### Task details
Without changing a character, return the entries, but not the images they hold.

### Dataset records
— begin —
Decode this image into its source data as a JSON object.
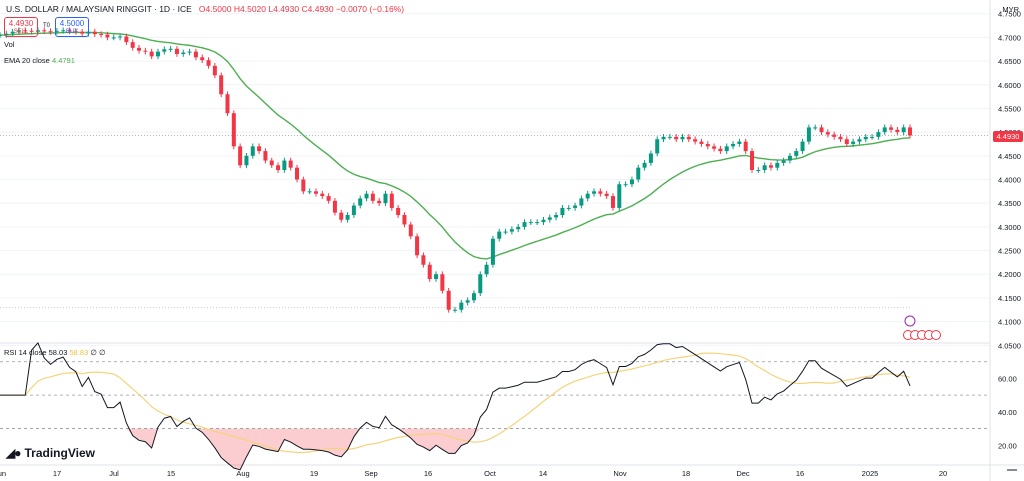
{
  "header": {
    "symbol": "U.S. DOLLAR / MALAYSIAN RINGGIT · 1D · ICE",
    "ohlc": {
      "o": "O4.5000",
      "h": "H4.5020",
      "l": "L4.4930",
      "c": "C4.4930",
      "chg": "−0.0070 (−0.16%)"
    }
  },
  "quote": {
    "sell_price": "4.4930",
    "sell_label": "SELL",
    "to": "T0",
    "buy_price": "4.5000",
    "buy_label": "BUY"
  },
  "volume_label": "Vol",
  "ema_legend": {
    "label": "EMA 20 close",
    "value": "4.4791"
  },
  "rsi_legend": {
    "label": "RSI 14 close",
    "value": "58.03",
    "smoothed": "58.83",
    "na": "∅ ∅"
  },
  "currency_label": "MYR",
  "price_tag": "4.4930",
  "logo_text": "TradingView",
  "colors": {
    "up": "#089981",
    "down": "#f23645",
    "ema": "#4caf50",
    "rsi": "#131722",
    "rsi_ma": "#f5d37a",
    "rsi_fill": "#f23645"
  },
  "chart_data": [
    {
      "type": "candlestick",
      "title": "U.S. DOLLAR / MALAYSIAN RINGGIT · 1D · ICE",
      "y_axis_ticks": [
        "4.7500",
        "4.7000",
        "4.6500",
        "4.6000",
        "4.5500",
        "4.5000",
        "4.4500",
        "4.4000",
        "4.3500",
        "4.3000",
        "4.2500",
        "4.2000",
        "4.1500",
        "4.1000",
        "4.0500"
      ],
      "ylim": [
        4.04,
        4.76
      ],
      "x_axis_ticks": [
        "Jun",
        "17",
        "Jul",
        "15",
        "Aug",
        "19",
        "Sep",
        "16",
        "Oct",
        "14",
        "Nov",
        "18",
        "Dec",
        "16",
        "2025",
        "20"
      ],
      "close": [
        4.705,
        4.708,
        4.712,
        4.715,
        4.714,
        4.712,
        4.715,
        4.713,
        4.712,
        4.714,
        4.715,
        4.713,
        4.712,
        4.708,
        4.712,
        4.707,
        4.706,
        4.7,
        4.7,
        4.702,
        4.69,
        4.678,
        4.672,
        4.67,
        4.66,
        4.67,
        4.675,
        4.676,
        4.665,
        4.668,
        4.67,
        4.658,
        4.652,
        4.64,
        4.62,
        4.58,
        4.54,
        4.47,
        4.43,
        4.45,
        4.47,
        4.46,
        4.44,
        4.43,
        4.42,
        4.44,
        4.425,
        4.4,
        4.375,
        4.375,
        4.37,
        4.365,
        4.355,
        4.33,
        4.315,
        4.325,
        4.345,
        4.36,
        4.37,
        4.355,
        4.35,
        4.37,
        4.34,
        4.325,
        4.305,
        4.28,
        4.24,
        4.22,
        4.19,
        4.2,
        4.165,
        4.125,
        4.125,
        4.14,
        4.145,
        4.16,
        4.2,
        4.22,
        4.275,
        4.29,
        4.29,
        4.295,
        4.3,
        4.31,
        4.31,
        4.31,
        4.315,
        4.32,
        4.325,
        4.34,
        4.34,
        4.345,
        4.36,
        4.37,
        4.375,
        4.37,
        4.365,
        4.34,
        4.39,
        4.39,
        4.4,
        4.425,
        4.435,
        4.455,
        4.485,
        4.49,
        4.49,
        4.485,
        4.49,
        4.485,
        4.48,
        4.475,
        4.47,
        4.465,
        4.46,
        4.47,
        4.475,
        4.48,
        4.46,
        4.42,
        4.42,
        4.43,
        4.425,
        4.435,
        4.44,
        4.45,
        4.46,
        4.48,
        4.51,
        4.51,
        4.5,
        4.495,
        4.49,
        4.485,
        4.475,
        4.48,
        4.485,
        4.49,
        4.49,
        4.5,
        4.51,
        4.505,
        4.5,
        4.51,
        4.493
      ],
      "series": [
        {
          "name": "EMA 20 close",
          "last": 4.4791
        },
        {
          "name": "RSI 14 close",
          "last": 58.03,
          "ylim": [
            10,
            80
          ],
          "levels": [
            70,
            50,
            30
          ],
          "ticks": [
            "60.00",
            "40.00",
            "20.00"
          ]
        }
      ]
    }
  ]
}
— end —
### Task result
Decode this image into its source data as a JSON object.
{
  "header": {
    "symbol": "U.S. DOLLAR / MALAYSIAN RINGGIT · 1D · ICE",
    "ohlc": {
      "o": "O4.5000",
      "h": "H4.5020",
      "l": "L4.4930",
      "c": "C4.4930",
      "chg": "−0.0070 (−0.16%)"
    }
  },
  "quote": {
    "sell_price": "4.4930",
    "sell_label": "SELL",
    "to": "T0",
    "buy_price": "4.5000",
    "buy_label": "BUY"
  },
  "volume_label": "Vol",
  "ema_legend": {
    "label": "EMA 20 close",
    "value": "4.4791"
  },
  "rsi_legend": {
    "label": "RSI 14 close",
    "value": "58.03",
    "smoothed": "58.83",
    "na": "∅ ∅"
  },
  "currency_label": "MYR",
  "price_tag": "4.4930",
  "logo_text": "TradingView",
  "colors": {
    "up": "#089981",
    "down": "#f23645",
    "ema": "#4caf50",
    "rsi": "#131722",
    "rsi_ma": "#f5d37a",
    "rsi_fill": "#f23645"
  },
  "chart_data": [
    {
      "type": "candlestick",
      "title": "U.S. DOLLAR / MALAYSIAN RINGGIT · 1D · ICE",
      "y_axis_ticks": [
        "4.7500",
        "4.7000",
        "4.6500",
        "4.6000",
        "4.5500",
        "4.5000",
        "4.4500",
        "4.4000",
        "4.3500",
        "4.3000",
        "4.2500",
        "4.2000",
        "4.1500",
        "4.1000",
        "4.0500"
      ],
      "ylim": [
        4.04,
        4.76
      ],
      "x_axis_ticks": [
        "Jun",
        "17",
        "Jul",
        "15",
        "Aug",
        "19",
        "Sep",
        "16",
        "Oct",
        "14",
        "Nov",
        "18",
        "Dec",
        "16",
        "2025",
        "20"
      ],
      "close": [
        4.705,
        4.708,
        4.712,
        4.715,
        4.714,
        4.712,
        4.715,
        4.713,
        4.712,
        4.714,
        4.715,
        4.713,
        4.712,
        4.708,
        4.712,
        4.707,
        4.706,
        4.7,
        4.7,
        4.702,
        4.69,
        4.678,
        4.672,
        4.67,
        4.66,
        4.67,
        4.675,
        4.676,
        4.665,
        4.668,
        4.67,
        4.658,
        4.652,
        4.64,
        4.62,
        4.58,
        4.54,
        4.47,
        4.43,
        4.45,
        4.47,
        4.46,
        4.44,
        4.43,
        4.42,
        4.44,
        4.425,
        4.4,
        4.375,
        4.375,
        4.37,
        4.365,
        4.355,
        4.33,
        4.315,
        4.325,
        4.345,
        4.36,
        4.37,
        4.355,
        4.35,
        4.37,
        4.34,
        4.325,
        4.305,
        4.28,
        4.24,
        4.22,
        4.19,
        4.2,
        4.165,
        4.125,
        4.125,
        4.14,
        4.145,
        4.16,
        4.2,
        4.22,
        4.275,
        4.29,
        4.29,
        4.295,
        4.3,
        4.31,
        4.31,
        4.31,
        4.315,
        4.32,
        4.325,
        4.34,
        4.34,
        4.345,
        4.36,
        4.37,
        4.375,
        4.37,
        4.365,
        4.34,
        4.39,
        4.39,
        4.4,
        4.425,
        4.435,
        4.455,
        4.485,
        4.49,
        4.49,
        4.485,
        4.49,
        4.485,
        4.48,
        4.475,
        4.47,
        4.465,
        4.46,
        4.47,
        4.475,
        4.48,
        4.46,
        4.42,
        4.42,
        4.43,
        4.425,
        4.435,
        4.44,
        4.45,
        4.46,
        4.48,
        4.51,
        4.51,
        4.5,
        4.495,
        4.49,
        4.485,
        4.475,
        4.48,
        4.485,
        4.49,
        4.49,
        4.5,
        4.51,
        4.505,
        4.5,
        4.51,
        4.493
      ],
      "series": [
        {
          "name": "EMA 20 close",
          "last": 4.4791
        },
        {
          "name": "RSI 14 close",
          "last": 58.03,
          "ylim": [
            10,
            80
          ],
          "levels": [
            70,
            50,
            30
          ],
          "ticks": [
            "60.00",
            "40.00",
            "20.00"
          ]
        }
      ]
    }
  ]
}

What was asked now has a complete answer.